» Recorded information:
========================================

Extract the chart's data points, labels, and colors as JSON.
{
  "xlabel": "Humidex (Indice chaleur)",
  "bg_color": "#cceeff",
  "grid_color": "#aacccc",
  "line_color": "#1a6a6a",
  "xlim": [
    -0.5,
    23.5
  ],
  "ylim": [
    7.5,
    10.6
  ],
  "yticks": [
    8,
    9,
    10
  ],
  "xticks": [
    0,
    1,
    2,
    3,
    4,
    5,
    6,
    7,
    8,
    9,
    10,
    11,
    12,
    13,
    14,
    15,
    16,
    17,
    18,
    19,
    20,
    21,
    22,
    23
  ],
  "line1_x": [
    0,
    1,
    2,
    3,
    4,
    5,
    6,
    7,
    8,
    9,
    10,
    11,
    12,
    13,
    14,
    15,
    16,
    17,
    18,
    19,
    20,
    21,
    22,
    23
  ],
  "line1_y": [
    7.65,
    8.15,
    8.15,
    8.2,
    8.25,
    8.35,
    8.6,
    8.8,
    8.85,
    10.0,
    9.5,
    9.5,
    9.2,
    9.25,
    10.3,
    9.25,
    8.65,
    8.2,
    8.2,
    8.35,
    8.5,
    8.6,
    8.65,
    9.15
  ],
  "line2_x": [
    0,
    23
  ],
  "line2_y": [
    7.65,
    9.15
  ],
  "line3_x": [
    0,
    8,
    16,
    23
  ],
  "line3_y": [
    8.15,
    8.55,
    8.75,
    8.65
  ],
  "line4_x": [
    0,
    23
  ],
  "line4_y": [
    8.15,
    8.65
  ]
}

========================================

» Exercise objective: Above are the records; retype every one exactly.

» Written reply:
Extract the chart's data points, labels, and colors as JSON.
{
  "xlabel": "Humidex (Indice chaleur)",
  "bg_color": "#cceeff",
  "grid_color": "#aacccc",
  "line_color": "#1a6a6a",
  "xlim": [
    -0.5,
    23.5
  ],
  "ylim": [
    7.5,
    10.6
  ],
  "yticks": [
    8,
    9,
    10
  ],
  "xticks": [
    0,
    1,
    2,
    3,
    4,
    5,
    6,
    7,
    8,
    9,
    10,
    11,
    12,
    13,
    14,
    15,
    16,
    17,
    18,
    19,
    20,
    21,
    22,
    23
  ],
  "line1_x": [
    0,
    1,
    2,
    3,
    4,
    5,
    6,
    7,
    8,
    9,
    10,
    11,
    12,
    13,
    14,
    15,
    16,
    17,
    18,
    19,
    20,
    21,
    22,
    23
  ],
  "line1_y": [
    7.65,
    8.15,
    8.15,
    8.2,
    8.25,
    8.35,
    8.6,
    8.8,
    8.85,
    10.0,
    9.5,
    9.5,
    9.2,
    9.25,
    10.3,
    9.25,
    8.65,
    8.2,
    8.2,
    8.35,
    8.5,
    8.6,
    8.65,
    9.15
  ],
  "line2_x": [
    0,
    23
  ],
  "line2_y": [
    7.65,
    9.15
  ],
  "line3_x": [
    0,
    8,
    16,
    23
  ],
  "line3_y": [
    8.15,
    8.55,
    8.75,
    8.65
  ],
  "line4_x": [
    0,
    23
  ],
  "line4_y": [
    8.15,
    8.65
  ]
}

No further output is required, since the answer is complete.